§ What to do:
Each entry should be quoted word for word, including every mark of punctuation.

§ Data to process:
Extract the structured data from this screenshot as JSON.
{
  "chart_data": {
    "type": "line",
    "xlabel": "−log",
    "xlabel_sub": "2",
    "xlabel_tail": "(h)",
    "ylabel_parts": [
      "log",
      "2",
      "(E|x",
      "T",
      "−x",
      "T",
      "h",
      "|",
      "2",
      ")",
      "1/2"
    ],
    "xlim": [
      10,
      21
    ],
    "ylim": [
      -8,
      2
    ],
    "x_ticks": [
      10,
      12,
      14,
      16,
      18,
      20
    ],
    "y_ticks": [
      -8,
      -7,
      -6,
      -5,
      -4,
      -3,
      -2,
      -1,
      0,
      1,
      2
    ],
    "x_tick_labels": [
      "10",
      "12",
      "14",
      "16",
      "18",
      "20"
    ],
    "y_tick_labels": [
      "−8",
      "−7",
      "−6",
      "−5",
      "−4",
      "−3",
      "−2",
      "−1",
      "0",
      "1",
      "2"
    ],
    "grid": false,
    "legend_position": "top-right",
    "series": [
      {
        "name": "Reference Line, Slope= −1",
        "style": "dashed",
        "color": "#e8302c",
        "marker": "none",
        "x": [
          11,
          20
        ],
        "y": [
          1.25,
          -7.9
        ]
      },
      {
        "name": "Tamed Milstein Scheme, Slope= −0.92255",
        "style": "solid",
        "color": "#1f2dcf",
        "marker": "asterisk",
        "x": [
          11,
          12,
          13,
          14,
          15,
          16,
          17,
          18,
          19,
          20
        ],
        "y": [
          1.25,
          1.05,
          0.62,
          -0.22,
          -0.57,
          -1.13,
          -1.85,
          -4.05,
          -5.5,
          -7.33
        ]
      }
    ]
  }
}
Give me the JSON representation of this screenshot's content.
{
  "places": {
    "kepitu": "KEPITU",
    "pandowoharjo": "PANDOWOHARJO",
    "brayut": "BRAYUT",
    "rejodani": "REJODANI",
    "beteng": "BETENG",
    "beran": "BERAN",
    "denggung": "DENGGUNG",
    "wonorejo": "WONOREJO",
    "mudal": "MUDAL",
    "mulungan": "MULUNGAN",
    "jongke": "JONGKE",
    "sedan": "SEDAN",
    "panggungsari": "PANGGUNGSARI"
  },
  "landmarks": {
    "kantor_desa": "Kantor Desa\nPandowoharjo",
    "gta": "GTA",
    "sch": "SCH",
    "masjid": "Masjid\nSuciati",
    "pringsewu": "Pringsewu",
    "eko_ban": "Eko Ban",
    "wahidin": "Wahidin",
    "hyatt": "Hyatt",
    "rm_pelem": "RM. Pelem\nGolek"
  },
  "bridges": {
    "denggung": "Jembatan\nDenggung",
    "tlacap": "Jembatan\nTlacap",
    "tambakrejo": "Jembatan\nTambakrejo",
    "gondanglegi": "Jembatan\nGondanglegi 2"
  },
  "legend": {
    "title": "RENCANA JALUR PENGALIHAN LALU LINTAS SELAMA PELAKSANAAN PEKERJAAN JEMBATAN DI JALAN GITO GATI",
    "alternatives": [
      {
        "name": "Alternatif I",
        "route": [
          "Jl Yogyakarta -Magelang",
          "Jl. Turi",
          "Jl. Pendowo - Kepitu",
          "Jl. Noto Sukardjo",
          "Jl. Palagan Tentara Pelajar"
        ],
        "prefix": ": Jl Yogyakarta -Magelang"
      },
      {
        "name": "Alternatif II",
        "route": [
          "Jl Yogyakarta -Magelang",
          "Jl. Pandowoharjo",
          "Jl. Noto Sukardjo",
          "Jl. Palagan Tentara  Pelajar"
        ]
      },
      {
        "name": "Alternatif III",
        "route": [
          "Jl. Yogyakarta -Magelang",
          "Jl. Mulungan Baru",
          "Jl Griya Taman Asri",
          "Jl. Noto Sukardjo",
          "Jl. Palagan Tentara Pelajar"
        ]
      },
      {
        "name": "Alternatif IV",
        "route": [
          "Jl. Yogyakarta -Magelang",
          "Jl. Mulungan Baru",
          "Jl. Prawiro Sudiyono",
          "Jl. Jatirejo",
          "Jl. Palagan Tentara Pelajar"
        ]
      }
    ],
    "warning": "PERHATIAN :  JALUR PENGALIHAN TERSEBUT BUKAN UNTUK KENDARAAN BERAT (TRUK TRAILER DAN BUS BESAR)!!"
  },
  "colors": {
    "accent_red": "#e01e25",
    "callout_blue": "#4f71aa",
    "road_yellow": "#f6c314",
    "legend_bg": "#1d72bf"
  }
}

§ Finished task:
Extract the structured data from this screenshot as JSON.
{
  "chart_data": {
    "type": "line",
    "xlabel": "−log",
    "xlabel_sub": "2",
    "xlabel_tail": "(h)",
    "ylabel_parts": [
      "log",
      "2",
      "(E|x",
      "T",
      "−x",
      "T",
      "h",
      "|",
      "2",
      ")",
      "1/2"
    ],
    "xlim": [
      10,
      21
    ],
    "ylim": [
      -8,
      2
    ],
    "x_ticks": [
      10,
      12,
      14,
      16,
      18,
      20
    ],
    "y_ticks": [
      -8,
      -7,
      -6,
      -5,
      -4,
      -3,
      -2,
      -1,
      0,
      1,
      2
    ],
    "x_tick_labels": [
      "10",
      "12",
      "14",
      "16",
      "18",
      "20"
    ],
    "y_tick_labels": [
      "−8",
      "−7",
      "−6",
      "−5",
      "−4",
      "−3",
      "−2",
      "−1",
      "0",
      "1",
      "2"
    ],
    "grid": false,
    "legend_position": "top-right",
    "series": [
      {
        "name": "Reference Line, Slope= −1",
        "style": "dashed",
        "color": "#e8302c",
        "marker": "none",
        "x": [
          11,
          20
        ],
        "y": [
          1.25,
          -7.9
        ]
      },
      {
        "name": "Tamed Milstein Scheme, Slope= −0.92255",
        "style": "solid",
        "color": "#1f2dcf",
        "marker": "asterisk",
        "x": [
          11,
          12,
          13,
          14,
          15,
          16,
          17,
          18,
          19,
          20
        ],
        "y": [
          1.25,
          1.05,
          0.62,
          -0.22,
          -0.57,
          -1.13,
          -1.85,
          -4.05,
          -5.5,
          -7.33
        ]
      }
    ]
  }
}
Give me the JSON representation of this screenshot's content.
{
  "places": {
    "kepitu": "KEPITU",
    "pandowoharjo": "PANDOWOHARJO",
    "brayut": "BRAYUT",
    "rejodani": "REJODANI",
    "beteng": "BETENG",
    "beran": "BERAN",
    "denggung": "DENGGUNG",
    "wonorejo": "WONOREJO",
    "mudal": "MUDAL",
    "mulungan": "MULUNGAN",
    "jongke": "JONGKE",
    "sedan": "SEDAN",
    "panggungsari": "PANGGUNGSARI"
  },
  "landmarks": {
    "kantor_desa": "Kantor Desa\nPandowoharjo",
    "gta": "GTA",
    "sch": "SCH",
    "masjid": "Masjid\nSuciati",
    "pringsewu": "Pringsewu",
    "eko_ban": "Eko Ban",
    "wahidin": "Wahidin",
    "hyatt": "Hyatt",
    "rm_pelem": "RM. Pelem\nGolek"
  },
  "bridges": {
    "denggung": "Jembatan\nDenggung",
    "tlacap": "Jembatan\nTlacap",
    "tambakrejo": "Jembatan\nTambakrejo",
    "gondanglegi": "Jembatan\nGondanglegi 2"
  },
  "legend": {
    "title": "RENCANA JALUR PENGALIHAN LALU LINTAS SELAMA PELAKSANAAN PEKERJAAN JEMBATAN DI JALAN GITO GATI",
    "alternatives": [
      {
        "name": "Alternatif I",
        "route": [
          "Jl Yogyakarta -Magelang",
          "Jl. Turi",
          "Jl. Pendowo - Kepitu",
          "Jl. Noto Sukardjo",
          "Jl. Palagan Tentara Pelajar"
        ],
        "prefix": ": Jl Yogyakarta -Magelang"
      },
      {
        "name": "Alternatif II",
        "route": [
          "Jl Yogyakarta -Magelang",
          "Jl. Pandowoharjo",
          "Jl. Noto Sukardjo",
          "Jl. Palagan Tentara  Pelajar"
        ]
      },
      {
        "name": "Alternatif III",
        "route": [
          "Jl. Yogyakarta -Magelang",
          "Jl. Mulungan Baru",
          "Jl Griya Taman Asri",
          "Jl. Noto Sukardjo",
          "Jl. Palagan Tentara Pelajar"
        ]
      },
      {
        "name": "Alternatif IV",
        "route": [
          "Jl. Yogyakarta -Magelang",
          "Jl. Mulungan Baru",
          "Jl. Prawiro Sudiyono",
          "Jl. Jatirejo",
          "Jl. Palagan Tentara Pelajar"
        ]
      }
    ],
    "warning": "PERHATIAN :  JALUR PENGALIHAN TERSEBUT BUKAN UNTUK KENDARAAN BERAT (TRUK TRAILER DAN BUS BESAR)!!"
  },
  "colors": {
    "accent_red": "#e01e25",
    "callout_blue": "#4f71aa",
    "road_yellow": "#f6c314",
    "legend_bg": "#1d72bf"
  }
}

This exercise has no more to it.